--- AIM OF THE TASK ---
The records that follow must be reproduced in full, exactly as written.

--- SUPPLIED RECORDS ---
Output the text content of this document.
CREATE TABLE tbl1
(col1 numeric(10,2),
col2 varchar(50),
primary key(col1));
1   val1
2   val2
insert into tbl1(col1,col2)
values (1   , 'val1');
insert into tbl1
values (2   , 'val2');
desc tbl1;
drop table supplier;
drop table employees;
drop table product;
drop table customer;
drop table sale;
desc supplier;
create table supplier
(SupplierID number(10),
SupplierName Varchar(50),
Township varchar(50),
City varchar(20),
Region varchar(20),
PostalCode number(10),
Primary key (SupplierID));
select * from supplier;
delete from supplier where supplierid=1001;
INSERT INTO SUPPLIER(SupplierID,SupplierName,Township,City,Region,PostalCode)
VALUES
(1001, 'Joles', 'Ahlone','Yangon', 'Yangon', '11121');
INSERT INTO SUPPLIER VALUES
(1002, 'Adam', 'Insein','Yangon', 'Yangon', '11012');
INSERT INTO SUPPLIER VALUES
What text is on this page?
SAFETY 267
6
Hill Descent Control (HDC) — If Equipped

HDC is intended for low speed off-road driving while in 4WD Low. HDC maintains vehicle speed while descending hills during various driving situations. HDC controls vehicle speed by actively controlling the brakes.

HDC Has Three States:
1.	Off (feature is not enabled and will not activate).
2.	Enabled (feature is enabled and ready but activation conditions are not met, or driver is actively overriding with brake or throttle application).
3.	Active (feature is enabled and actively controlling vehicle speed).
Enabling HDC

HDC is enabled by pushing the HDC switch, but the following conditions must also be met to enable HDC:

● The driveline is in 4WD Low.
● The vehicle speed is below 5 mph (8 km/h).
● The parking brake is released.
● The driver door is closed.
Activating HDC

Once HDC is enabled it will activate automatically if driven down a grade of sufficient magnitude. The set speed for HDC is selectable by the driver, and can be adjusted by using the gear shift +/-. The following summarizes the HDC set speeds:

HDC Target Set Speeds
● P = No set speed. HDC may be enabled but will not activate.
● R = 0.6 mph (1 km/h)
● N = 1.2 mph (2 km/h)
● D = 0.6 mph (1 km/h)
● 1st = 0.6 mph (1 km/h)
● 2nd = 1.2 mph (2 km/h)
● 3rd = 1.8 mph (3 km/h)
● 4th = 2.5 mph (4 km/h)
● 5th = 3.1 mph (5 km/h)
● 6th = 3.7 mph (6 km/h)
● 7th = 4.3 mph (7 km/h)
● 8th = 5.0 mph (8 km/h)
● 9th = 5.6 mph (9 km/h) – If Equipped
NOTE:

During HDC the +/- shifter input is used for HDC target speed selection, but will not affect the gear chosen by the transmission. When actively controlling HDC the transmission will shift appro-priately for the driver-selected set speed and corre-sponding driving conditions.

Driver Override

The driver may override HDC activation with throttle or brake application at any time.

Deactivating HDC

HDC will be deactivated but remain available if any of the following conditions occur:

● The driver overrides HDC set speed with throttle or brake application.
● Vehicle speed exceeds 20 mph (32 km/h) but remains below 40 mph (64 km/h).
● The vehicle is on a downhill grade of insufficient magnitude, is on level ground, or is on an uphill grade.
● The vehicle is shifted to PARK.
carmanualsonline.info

--- SOLUTION ---
Output the text content of this document.
CREATE TABLE tbl1
(col1 numeric(10,2),
col2 varchar(50),
primary key(col1));
1   val1
2   val2
insert into tbl1(col1,col2)
values (1   , 'val1');
insert into tbl1
values (2   , 'val2');
desc tbl1;
drop table supplier;
drop table employees;
drop table product;
drop table customer;
drop table sale;
desc supplier;
create table supplier
(SupplierID number(10),
SupplierName Varchar(50),
Township varchar(50),
City varchar(20),
Region varchar(20),
PostalCode number(10),
Primary key (SupplierID));
select * from supplier;
delete from supplier where supplierid=1001;
INSERT INTO SUPPLIER(SupplierID,SupplierName,Township,City,Region,PostalCode)
VALUES
(1001, 'Joles', 'Ahlone','Yangon', 'Yangon', '11121');
INSERT INTO SUPPLIER VALUES
(1002, 'Adam', 'Insein','Yangon', 'Yangon', '11012');
INSERT INTO SUPPLIER VALUES
What text is on this page?
SAFETY 267
6
Hill Descent Control (HDC) — If Equipped

HDC is intended for low speed off-road driving while in 4WD Low. HDC maintains vehicle speed while descending hills during various driving situations. HDC controls vehicle speed by actively controlling the brakes.

HDC Has Three States:
1.	Off (feature is not enabled and will not activate).
2.	Enabled (feature is enabled and ready but activation conditions are not met, or driver is actively overriding with brake or throttle application).
3.	Active (feature is enabled and actively controlling vehicle speed).
Enabling HDC

HDC is enabled by pushing the HDC switch, but the following conditions must also be met to enable HDC:

● The driveline is in 4WD Low.
● The vehicle speed is below 5 mph (8 km/h).
● The parking brake is released.
● The driver door is closed.
Activating HDC

Once HDC is enabled it will activate automatically if driven down a grade of sufficient magnitude. The set speed for HDC is selectable by the driver, and can be adjusted by using the gear shift +/-. The following summarizes the HDC set speeds:

HDC Target Set Speeds
● P = No set speed. HDC may be enabled but will not activate.
● R = 0.6 mph (1 km/h)
● N = 1.2 mph (2 km/h)
● D = 0.6 mph (1 km/h)
● 1st = 0.6 mph (1 km/h)
● 2nd = 1.2 mph (2 km/h)
● 3rd = 1.8 mph (3 km/h)
● 4th = 2.5 mph (4 km/h)
● 5th = 3.1 mph (5 km/h)
● 6th = 3.7 mph (6 km/h)
● 7th = 4.3 mph (7 km/h)
● 8th = 5.0 mph (8 km/h)
● 9th = 5.6 mph (9 km/h) – If Equipped
NOTE:

During HDC the +/- shifter input is used for HDC target speed selection, but will not affect the gear chosen by the transmission. When actively controlling HDC the transmission will shift appro-priately for the driver-selected set speed and corre-sponding driving conditions.

Driver Override

The driver may override HDC activation with throttle or brake application at any time.

Deactivating HDC

HDC will be deactivated but remain available if any of the following conditions occur:

● The driver overrides HDC set speed with throttle or brake application.
● Vehicle speed exceeds 20 mph (32 km/h) but remains below 40 mph (64 km/h).
● The vehicle is on a downhill grade of insufficient magnitude, is on level ground, or is on an uphill grade.
● The vehicle is shifted to PARK.
carmanualsonline.info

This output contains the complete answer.